Records from a dataset:
## start
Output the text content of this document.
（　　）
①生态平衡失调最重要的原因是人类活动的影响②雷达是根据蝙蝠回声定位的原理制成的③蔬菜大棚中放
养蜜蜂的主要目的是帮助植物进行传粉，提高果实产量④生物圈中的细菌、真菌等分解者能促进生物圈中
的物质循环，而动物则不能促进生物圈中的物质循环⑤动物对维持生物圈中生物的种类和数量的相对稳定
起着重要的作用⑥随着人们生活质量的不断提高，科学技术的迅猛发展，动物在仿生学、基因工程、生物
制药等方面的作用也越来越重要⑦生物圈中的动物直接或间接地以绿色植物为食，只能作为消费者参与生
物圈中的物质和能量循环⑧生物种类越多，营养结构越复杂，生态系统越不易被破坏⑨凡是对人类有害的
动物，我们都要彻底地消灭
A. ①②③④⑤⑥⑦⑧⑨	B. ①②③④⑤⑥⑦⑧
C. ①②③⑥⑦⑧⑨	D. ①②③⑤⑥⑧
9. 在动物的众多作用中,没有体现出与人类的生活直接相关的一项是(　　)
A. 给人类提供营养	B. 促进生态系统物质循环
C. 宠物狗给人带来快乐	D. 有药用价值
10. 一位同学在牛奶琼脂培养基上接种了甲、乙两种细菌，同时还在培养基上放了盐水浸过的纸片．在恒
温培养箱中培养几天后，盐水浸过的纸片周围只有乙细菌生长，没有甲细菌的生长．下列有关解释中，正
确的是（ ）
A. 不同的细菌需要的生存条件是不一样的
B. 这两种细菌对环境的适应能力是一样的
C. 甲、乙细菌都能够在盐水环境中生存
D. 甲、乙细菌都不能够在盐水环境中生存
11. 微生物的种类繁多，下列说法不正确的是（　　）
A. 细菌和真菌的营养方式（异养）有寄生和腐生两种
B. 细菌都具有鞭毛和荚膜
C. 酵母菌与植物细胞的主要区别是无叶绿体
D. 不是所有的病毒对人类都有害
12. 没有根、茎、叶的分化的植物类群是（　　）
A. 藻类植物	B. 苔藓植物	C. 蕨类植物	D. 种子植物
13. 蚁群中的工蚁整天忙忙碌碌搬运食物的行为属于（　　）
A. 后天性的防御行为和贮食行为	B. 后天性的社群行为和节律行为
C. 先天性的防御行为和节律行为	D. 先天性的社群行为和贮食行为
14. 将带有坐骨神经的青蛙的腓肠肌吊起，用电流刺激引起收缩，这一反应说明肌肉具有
## end
[Your objective]: Transcribe all lines as written.

[Task solution]:
Output the text content of this document.
（　　）
①生态平衡失调最重要的原因是人类活动的影响②雷达是根据蝙蝠回声定位的原理制成的③蔬菜大棚中放
养蜜蜂的主要目的是帮助植物进行传粉，提高果实产量④生物圈中的细菌、真菌等分解者能促进生物圈中
的物质循环，而动物则不能促进生物圈中的物质循环⑤动物对维持生物圈中生物的种类和数量的相对稳定
起着重要的作用⑥随着人们生活质量的不断提高，科学技术的迅猛发展，动物在仿生学、基因工程、生物
制药等方面的作用也越来越重要⑦生物圈中的动物直接或间接地以绿色植物为食，只能作为消费者参与生
物圈中的物质和能量循环⑧生物种类越多，营养结构越复杂，生态系统越不易被破坏⑨凡是对人类有害的
动物，我们都要彻底地消灭
A. ①②③④⑤⑥⑦⑧⑨	B. ①②③④⑤⑥⑦⑧
C. ①②③⑥⑦⑧⑨	D. ①②③⑤⑥⑧
9. 在动物的众多作用中,没有体现出与人类的生活直接相关的一项是(　　)
A. 给人类提供营养	B. 促进生态系统物质循环
C. 宠物狗给人带来快乐	D. 有药用价值
10. 一位同学在牛奶琼脂培养基上接种了甲、乙两种细菌，同时还在培养基上放了盐水浸过的纸片．在恒
温培养箱中培养几天后，盐水浸过的纸片周围只有乙细菌生长，没有甲细菌的生长．下列有关解释中，正
确的是（ ）
A. 不同的细菌需要的生存条件是不一样的
B. 这两种细菌对环境的适应能力是一样的
C. 甲、乙细菌都能够在盐水环境中生存
D. 甲、乙细菌都不能够在盐水环境中生存
11. 微生物的种类繁多，下列说法不正确的是（　　）
A. 细菌和真菌的营养方式（异养）有寄生和腐生两种
B. 细菌都具有鞭毛和荚膜
C. 酵母菌与植物细胞的主要区别是无叶绿体
D. 不是所有的病毒对人类都有害
12. 没有根、茎、叶的分化的植物类群是（　　）
A. 藻类植物	B. 苔藓植物	C. 蕨类植物	D. 种子植物
13. 蚁群中的工蚁整天忙忙碌碌搬运食物的行为属于（　　）
A. 后天性的防御行为和贮食行为	B. 后天性的社群行为和节律行为
C. 先天性的防御行为和节律行为	D. 先天性的社群行为和贮食行为
14. 将带有坐骨神经的青蛙的腓肠肌吊起，用电流刺激引起收缩，这一反应说明肌肉具有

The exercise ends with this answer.